>> begin MATERIAL SUPPLIED

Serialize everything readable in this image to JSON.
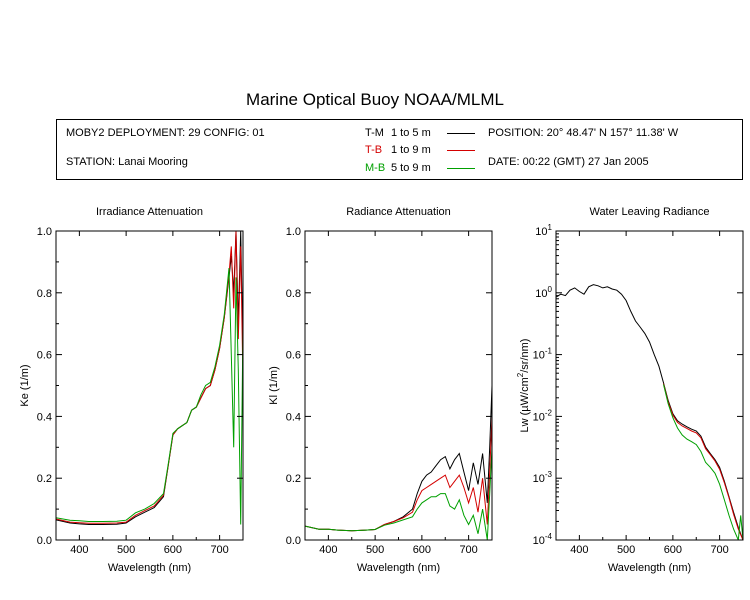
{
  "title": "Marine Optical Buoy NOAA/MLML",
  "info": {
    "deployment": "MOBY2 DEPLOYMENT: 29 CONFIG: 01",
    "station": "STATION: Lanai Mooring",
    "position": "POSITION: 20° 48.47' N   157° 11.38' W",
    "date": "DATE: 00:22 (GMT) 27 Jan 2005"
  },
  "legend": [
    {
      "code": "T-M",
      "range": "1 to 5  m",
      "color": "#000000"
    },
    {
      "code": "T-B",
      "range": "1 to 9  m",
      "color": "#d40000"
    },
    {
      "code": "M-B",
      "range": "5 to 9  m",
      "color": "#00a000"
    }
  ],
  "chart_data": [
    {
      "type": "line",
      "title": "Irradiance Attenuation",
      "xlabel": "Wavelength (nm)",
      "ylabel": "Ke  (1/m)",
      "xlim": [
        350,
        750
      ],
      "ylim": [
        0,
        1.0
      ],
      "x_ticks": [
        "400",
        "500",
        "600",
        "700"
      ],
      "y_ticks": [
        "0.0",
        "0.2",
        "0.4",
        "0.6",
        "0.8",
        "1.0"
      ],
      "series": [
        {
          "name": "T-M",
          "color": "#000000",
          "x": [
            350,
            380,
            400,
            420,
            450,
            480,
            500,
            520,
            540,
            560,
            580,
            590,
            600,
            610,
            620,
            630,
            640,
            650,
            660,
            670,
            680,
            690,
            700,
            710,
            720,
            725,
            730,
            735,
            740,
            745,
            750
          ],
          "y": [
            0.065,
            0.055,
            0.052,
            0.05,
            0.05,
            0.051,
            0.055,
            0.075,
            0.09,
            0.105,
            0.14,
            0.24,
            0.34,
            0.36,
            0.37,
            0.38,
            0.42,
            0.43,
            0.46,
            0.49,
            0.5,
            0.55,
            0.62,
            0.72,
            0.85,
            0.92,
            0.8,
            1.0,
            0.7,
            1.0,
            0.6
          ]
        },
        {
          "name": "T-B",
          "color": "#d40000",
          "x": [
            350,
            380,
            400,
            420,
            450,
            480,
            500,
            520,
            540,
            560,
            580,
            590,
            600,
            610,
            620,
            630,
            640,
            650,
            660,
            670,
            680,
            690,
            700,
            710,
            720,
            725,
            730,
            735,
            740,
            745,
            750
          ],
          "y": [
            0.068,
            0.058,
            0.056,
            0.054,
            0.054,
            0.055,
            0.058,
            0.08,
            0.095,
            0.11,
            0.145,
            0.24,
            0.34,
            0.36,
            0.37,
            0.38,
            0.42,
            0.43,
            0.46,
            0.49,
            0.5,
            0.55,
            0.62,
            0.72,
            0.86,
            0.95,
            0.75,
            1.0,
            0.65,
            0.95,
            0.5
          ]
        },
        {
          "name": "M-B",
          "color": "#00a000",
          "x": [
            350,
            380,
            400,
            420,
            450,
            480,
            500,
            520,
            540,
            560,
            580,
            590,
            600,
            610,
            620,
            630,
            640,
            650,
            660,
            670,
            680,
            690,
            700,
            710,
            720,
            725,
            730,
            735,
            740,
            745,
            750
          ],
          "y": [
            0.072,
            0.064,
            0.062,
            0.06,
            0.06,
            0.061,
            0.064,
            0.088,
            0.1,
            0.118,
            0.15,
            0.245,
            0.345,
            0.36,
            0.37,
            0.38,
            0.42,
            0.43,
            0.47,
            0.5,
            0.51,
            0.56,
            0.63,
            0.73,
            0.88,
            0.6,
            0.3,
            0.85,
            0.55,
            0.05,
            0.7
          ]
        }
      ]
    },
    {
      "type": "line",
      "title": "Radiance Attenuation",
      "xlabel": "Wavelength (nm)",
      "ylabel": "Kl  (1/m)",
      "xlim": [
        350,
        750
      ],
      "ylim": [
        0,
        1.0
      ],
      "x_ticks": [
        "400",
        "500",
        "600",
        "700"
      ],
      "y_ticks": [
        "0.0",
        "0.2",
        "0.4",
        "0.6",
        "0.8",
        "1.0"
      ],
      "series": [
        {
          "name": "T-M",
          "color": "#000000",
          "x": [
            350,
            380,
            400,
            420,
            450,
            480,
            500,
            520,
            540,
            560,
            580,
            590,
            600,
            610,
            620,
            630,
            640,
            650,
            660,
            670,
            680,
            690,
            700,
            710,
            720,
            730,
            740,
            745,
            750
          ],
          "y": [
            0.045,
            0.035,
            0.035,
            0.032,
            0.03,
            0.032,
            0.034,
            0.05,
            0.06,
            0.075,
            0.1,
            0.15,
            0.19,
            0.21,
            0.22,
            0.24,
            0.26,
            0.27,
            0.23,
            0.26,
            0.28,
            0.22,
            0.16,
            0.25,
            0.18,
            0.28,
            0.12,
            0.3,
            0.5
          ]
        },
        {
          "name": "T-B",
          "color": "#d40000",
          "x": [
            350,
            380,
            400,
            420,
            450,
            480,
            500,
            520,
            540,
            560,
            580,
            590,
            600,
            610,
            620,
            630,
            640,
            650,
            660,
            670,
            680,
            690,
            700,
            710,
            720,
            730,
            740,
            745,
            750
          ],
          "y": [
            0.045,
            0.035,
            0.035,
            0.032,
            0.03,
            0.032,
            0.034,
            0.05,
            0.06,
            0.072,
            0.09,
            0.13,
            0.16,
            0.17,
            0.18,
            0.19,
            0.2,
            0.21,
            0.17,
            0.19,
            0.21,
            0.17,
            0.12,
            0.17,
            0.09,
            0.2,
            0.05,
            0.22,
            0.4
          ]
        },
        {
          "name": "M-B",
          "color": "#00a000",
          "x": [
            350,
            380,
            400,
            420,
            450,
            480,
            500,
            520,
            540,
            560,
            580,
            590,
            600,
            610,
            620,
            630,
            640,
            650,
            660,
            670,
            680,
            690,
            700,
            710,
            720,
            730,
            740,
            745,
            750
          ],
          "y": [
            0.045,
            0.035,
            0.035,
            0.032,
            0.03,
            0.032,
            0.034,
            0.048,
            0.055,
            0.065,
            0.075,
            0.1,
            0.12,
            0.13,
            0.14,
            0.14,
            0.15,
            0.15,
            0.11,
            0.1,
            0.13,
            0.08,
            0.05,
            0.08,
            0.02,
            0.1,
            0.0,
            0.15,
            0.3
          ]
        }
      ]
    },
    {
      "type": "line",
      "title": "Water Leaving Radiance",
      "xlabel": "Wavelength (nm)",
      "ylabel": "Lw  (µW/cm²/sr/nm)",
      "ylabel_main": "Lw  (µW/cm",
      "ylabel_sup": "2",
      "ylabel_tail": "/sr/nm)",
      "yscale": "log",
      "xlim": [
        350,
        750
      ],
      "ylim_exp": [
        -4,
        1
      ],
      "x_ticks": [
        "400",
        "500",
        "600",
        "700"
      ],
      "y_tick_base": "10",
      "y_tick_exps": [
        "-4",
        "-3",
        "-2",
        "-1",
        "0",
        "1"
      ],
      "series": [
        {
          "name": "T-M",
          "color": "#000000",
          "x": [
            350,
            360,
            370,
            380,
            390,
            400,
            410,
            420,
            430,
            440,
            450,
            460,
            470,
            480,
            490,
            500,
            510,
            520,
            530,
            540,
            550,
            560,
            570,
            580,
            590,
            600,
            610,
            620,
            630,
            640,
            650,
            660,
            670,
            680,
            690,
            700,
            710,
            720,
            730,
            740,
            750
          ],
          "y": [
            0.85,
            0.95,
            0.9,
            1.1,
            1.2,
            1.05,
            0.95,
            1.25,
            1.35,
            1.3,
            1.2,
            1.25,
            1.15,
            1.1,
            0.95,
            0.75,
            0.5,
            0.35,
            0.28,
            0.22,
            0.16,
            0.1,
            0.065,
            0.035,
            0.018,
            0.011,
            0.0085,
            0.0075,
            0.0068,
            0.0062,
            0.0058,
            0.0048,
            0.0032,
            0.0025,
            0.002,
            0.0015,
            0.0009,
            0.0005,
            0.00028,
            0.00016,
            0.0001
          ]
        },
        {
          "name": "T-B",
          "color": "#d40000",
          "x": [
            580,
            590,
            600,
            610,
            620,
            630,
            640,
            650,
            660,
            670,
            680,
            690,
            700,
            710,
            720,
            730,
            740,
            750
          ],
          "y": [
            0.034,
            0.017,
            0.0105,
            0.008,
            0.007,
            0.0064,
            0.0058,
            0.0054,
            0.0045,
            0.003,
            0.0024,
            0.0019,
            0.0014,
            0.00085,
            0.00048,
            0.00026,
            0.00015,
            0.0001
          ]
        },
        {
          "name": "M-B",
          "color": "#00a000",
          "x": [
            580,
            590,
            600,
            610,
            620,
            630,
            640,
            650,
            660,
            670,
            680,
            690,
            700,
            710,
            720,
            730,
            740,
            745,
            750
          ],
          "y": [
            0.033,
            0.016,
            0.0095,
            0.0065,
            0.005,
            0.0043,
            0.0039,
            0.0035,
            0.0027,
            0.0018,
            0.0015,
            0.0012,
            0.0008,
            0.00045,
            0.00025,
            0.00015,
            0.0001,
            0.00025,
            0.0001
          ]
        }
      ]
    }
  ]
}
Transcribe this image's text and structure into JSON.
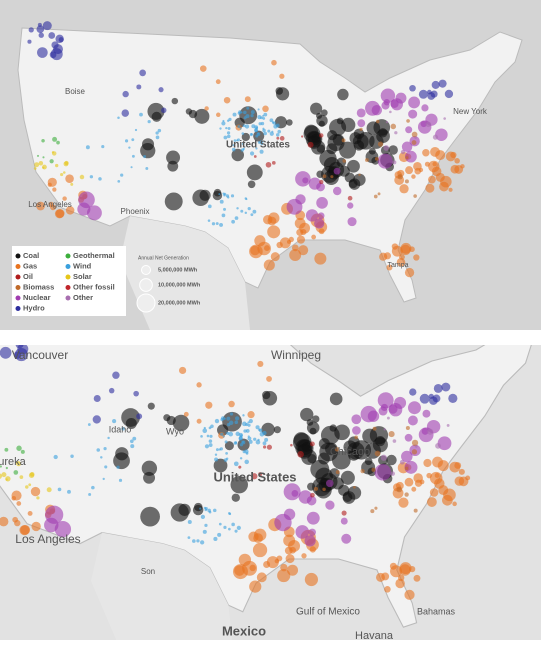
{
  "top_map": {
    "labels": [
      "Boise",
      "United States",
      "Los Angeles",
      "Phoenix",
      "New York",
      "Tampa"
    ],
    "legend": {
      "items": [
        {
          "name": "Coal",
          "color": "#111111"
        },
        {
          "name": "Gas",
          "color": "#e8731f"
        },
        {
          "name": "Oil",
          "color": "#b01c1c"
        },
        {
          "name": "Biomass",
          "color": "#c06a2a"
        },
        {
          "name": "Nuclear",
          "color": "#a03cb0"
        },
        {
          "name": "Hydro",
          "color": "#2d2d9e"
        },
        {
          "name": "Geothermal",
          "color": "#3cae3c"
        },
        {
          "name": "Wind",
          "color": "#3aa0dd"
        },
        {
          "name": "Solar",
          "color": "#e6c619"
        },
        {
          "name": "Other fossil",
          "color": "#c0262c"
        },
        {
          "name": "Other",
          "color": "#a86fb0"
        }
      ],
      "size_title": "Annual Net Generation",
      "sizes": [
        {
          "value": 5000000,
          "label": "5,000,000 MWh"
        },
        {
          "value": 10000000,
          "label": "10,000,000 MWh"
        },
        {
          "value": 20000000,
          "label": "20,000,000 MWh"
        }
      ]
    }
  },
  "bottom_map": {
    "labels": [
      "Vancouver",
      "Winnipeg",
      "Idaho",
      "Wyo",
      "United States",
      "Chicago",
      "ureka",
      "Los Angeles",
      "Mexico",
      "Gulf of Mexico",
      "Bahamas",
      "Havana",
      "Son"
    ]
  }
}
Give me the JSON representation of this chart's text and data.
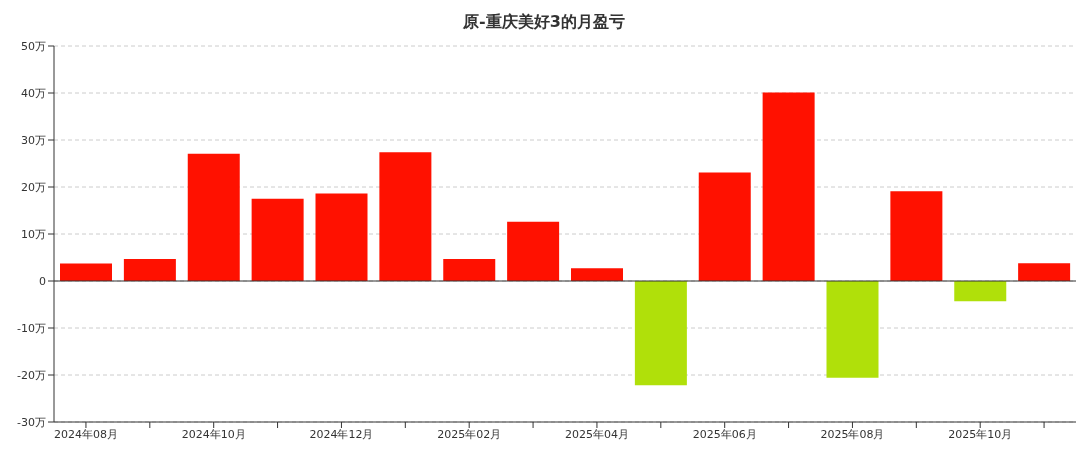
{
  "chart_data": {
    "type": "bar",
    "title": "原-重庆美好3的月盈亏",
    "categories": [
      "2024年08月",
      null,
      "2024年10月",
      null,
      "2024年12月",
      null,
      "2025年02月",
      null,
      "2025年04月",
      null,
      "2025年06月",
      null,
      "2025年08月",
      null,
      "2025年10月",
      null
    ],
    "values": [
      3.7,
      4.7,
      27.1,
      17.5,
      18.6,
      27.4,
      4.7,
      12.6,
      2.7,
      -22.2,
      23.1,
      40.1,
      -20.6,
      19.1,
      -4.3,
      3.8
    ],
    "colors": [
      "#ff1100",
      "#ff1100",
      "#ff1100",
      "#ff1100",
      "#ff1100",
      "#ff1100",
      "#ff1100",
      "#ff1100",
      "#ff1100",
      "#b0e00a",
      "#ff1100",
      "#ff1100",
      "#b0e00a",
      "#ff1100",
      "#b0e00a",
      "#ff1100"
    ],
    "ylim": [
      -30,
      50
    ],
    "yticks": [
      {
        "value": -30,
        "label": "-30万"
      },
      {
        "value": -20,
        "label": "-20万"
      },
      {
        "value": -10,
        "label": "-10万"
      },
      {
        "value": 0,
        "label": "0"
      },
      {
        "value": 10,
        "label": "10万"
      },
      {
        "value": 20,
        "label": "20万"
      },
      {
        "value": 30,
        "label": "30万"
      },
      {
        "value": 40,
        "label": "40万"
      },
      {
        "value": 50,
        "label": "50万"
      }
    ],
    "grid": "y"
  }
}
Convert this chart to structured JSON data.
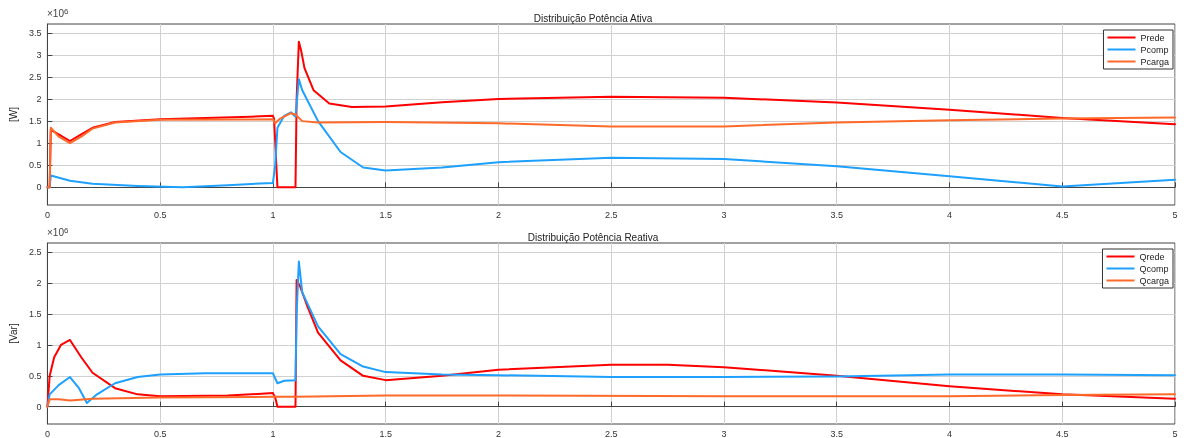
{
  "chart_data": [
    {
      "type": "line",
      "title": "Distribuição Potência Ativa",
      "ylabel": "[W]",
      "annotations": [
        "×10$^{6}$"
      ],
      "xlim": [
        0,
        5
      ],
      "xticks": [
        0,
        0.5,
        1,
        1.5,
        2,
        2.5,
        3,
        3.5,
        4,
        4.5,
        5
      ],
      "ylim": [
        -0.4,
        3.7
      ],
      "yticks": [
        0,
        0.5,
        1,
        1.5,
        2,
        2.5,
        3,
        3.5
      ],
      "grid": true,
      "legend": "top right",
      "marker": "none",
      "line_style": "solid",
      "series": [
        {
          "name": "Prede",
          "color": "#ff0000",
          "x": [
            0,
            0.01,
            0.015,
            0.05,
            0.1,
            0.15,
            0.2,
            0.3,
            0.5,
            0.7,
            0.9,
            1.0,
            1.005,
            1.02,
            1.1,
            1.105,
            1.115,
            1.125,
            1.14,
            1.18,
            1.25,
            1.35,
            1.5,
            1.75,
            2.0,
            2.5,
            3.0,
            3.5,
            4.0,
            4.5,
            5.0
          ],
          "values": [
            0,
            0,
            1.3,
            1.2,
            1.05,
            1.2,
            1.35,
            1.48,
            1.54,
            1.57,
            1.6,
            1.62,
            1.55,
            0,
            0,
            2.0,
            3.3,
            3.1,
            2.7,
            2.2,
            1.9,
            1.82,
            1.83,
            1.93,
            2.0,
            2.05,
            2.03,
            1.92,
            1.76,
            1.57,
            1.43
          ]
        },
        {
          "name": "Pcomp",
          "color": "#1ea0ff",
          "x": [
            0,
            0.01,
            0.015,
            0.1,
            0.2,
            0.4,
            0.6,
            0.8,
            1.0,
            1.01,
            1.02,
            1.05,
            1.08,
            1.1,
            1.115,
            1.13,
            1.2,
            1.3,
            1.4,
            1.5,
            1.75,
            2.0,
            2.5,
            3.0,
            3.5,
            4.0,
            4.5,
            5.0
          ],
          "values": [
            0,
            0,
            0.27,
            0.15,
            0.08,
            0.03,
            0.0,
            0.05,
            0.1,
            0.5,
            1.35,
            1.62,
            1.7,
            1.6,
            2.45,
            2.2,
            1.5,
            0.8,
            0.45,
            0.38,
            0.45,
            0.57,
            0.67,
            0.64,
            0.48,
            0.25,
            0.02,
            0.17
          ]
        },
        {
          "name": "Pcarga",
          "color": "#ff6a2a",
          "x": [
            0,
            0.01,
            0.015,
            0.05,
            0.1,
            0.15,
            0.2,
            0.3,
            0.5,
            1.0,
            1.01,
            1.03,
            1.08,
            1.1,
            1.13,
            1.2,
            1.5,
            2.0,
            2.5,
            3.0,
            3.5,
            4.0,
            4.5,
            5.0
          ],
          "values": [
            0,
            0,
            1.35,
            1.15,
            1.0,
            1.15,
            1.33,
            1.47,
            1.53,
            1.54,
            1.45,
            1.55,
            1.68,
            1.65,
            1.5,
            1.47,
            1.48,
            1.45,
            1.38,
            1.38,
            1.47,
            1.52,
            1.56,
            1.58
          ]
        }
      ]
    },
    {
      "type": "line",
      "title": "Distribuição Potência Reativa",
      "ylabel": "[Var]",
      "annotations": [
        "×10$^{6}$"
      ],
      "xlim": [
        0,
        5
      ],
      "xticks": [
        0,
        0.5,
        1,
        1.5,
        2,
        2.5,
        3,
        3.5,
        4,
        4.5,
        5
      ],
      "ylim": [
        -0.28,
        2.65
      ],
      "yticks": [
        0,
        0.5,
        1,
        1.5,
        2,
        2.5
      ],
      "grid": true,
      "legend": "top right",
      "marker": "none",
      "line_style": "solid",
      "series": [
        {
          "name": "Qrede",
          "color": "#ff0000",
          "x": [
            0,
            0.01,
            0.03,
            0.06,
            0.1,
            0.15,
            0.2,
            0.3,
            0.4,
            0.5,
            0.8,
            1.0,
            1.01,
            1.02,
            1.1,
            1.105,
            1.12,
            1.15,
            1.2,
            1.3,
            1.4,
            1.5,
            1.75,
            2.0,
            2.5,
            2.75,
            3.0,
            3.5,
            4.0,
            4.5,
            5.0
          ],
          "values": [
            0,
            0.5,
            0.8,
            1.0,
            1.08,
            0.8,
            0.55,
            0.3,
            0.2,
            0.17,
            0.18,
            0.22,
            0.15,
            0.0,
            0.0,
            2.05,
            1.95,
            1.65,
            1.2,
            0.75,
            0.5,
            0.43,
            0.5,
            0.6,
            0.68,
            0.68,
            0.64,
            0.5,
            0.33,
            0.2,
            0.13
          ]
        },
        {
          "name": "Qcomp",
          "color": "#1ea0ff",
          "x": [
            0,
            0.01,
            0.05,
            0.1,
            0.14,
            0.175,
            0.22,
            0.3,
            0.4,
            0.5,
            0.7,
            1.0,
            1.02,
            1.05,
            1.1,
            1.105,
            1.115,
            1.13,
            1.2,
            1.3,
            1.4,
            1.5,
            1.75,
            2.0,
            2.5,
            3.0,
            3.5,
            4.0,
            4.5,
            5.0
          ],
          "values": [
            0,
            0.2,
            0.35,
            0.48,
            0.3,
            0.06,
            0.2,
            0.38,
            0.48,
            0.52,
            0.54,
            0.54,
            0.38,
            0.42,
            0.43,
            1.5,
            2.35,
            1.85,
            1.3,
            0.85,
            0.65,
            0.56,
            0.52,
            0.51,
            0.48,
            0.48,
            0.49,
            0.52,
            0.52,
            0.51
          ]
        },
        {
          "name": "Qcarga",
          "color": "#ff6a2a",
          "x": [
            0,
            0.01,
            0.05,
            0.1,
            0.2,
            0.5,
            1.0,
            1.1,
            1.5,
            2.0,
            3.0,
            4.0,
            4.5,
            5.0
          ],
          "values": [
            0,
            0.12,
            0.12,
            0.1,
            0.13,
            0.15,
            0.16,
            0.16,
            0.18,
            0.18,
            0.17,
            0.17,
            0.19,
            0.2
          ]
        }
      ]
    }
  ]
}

>> end MATERIAL SUPPLIED

■ TASK DESCRIPTION: Look through the material and say how many lines hold "Potência". Give the number only.

■ CORRECT OUTPUT: 2